- BRANO PROPOSTO
Giuseppe Galzerano racconta nel suo libro “Enrico Zambonini. Vita e lotte, esilio e morte dell'anarchico emiliano fucilato dalla Repubblica Sociale Italiana” (Galzerano Editore, 2009) le vicende umane e politiche di un uomo, anarchico e antifascista, che, pur non avendo mai commesso reati, fu costantemente e ossessivamente controllato e spiato dal regime fascista in Italia e all'estero.


È la storia di Enrico Zambonini, un anarchico originario di Villa Minozzo (Reggio Emilia), che, nonostante avesse frequentato solo la terza elementare in una pluriclasse del suo paese, da autodidatta,conosce e parla tre lingue.
È la storia di un uomo che - come tanti altri in Italia e nel mondo - non piega la schiena alle prepotenze fasciste e vive da esule in Francia, Belgio e Spagna. Non è, dunque, per la sua esperienza politica e umana, una «figura locale», ma s’inserisce in un più ampio contesto europeo ed internazionale.


La sua biografia testimonia una militanza coraggiosa e coerente perché, negli anni che lo videro protagonista, Zambonini dovette affrontare e superare prove durissime; e solo una grande passione, una profonda abnegazione e disinteresse, insieme con una matura coscienza politica, fanno di lui un «uomo speciale».
Nel 1938, in un paesino nei pressi di Barcellona, è tra i promotori di una colonia per l'infanzia, per accogliere e assistere i figli e le figlie dei combattenti contro il franchismo e delle vittime dei bombardamenti franchisti. Alla vittoria del generale spagnolo Francisco Franco rientra in Francia ma, catturato dai tedeschi, è deportato in Italia e assegnato al confino di Ventotene. Alla caduta del fascismo, liberato, rientra al suo paese. Arrestato dai fascisti repubblichini, è condannato a morte da un Tribunale Speciale Straordinario, nominato per l'occasione, in un «processo» farsa o addirittura mai celebrato, e l'indomani - domenica 30 gennaio 1944 - fucilato, a cinquant'uno anni, insieme con un prete e sette partigiani. Il piombo fascista gli strozza in gola l'ultimo grido di «Viva l'Anarchia!».

- RIGHE DI DATI

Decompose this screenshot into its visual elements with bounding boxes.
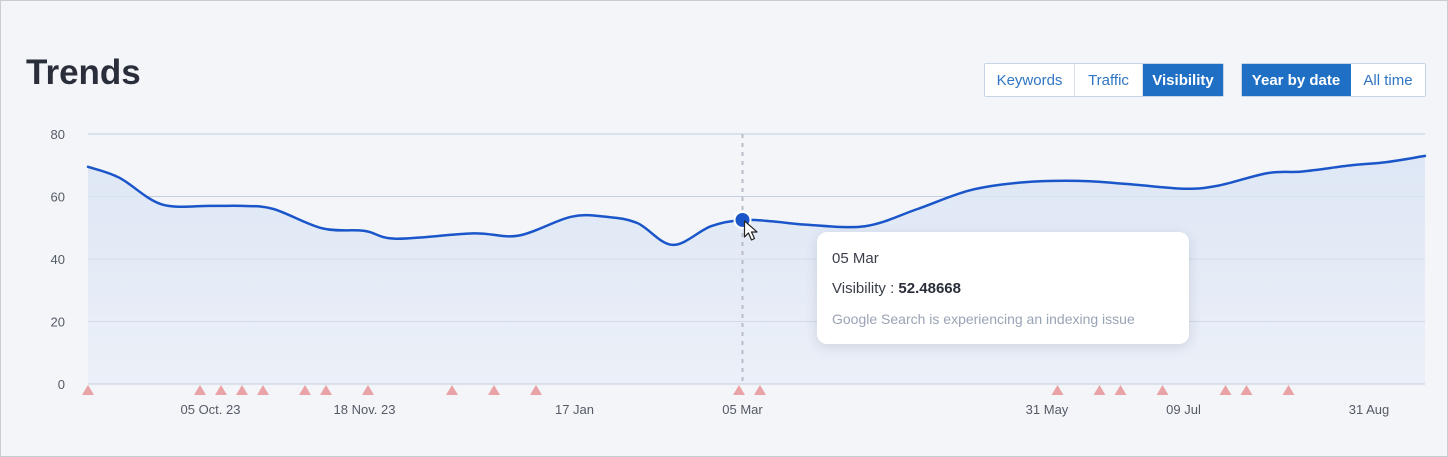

- ESERCIZIO PROPOSTO 1
Secondo il brano su Enrico Zambonini, in quale anno e in quale luogo egli fu tra i promotori di una colonia per l'infanzia?
- ESERCIZIO PROPOSTO 2
Riporta parola per parola la parte del brano su Enrico Zambonini che va da "È la storia di un" fino a "europeo ed internazionale." compreso.

- SOLUZIONE ESERCIZIO 1
Nel 1938, in un paesino nei pressi di Barcellona.

- SOLUZIONE ESERCIZIO 2
È la storia di un uomo che - come tanti altri in Italia e nel mondo - non piega la schiena alle prepotenze fasciste e vive da esule in Francia, Belgio e Spagna. Non è, dunque, per la sua esperienza politica e umana, una «figura locale», ma s’inserisce in un più ampio contesto europeo ed internazionale.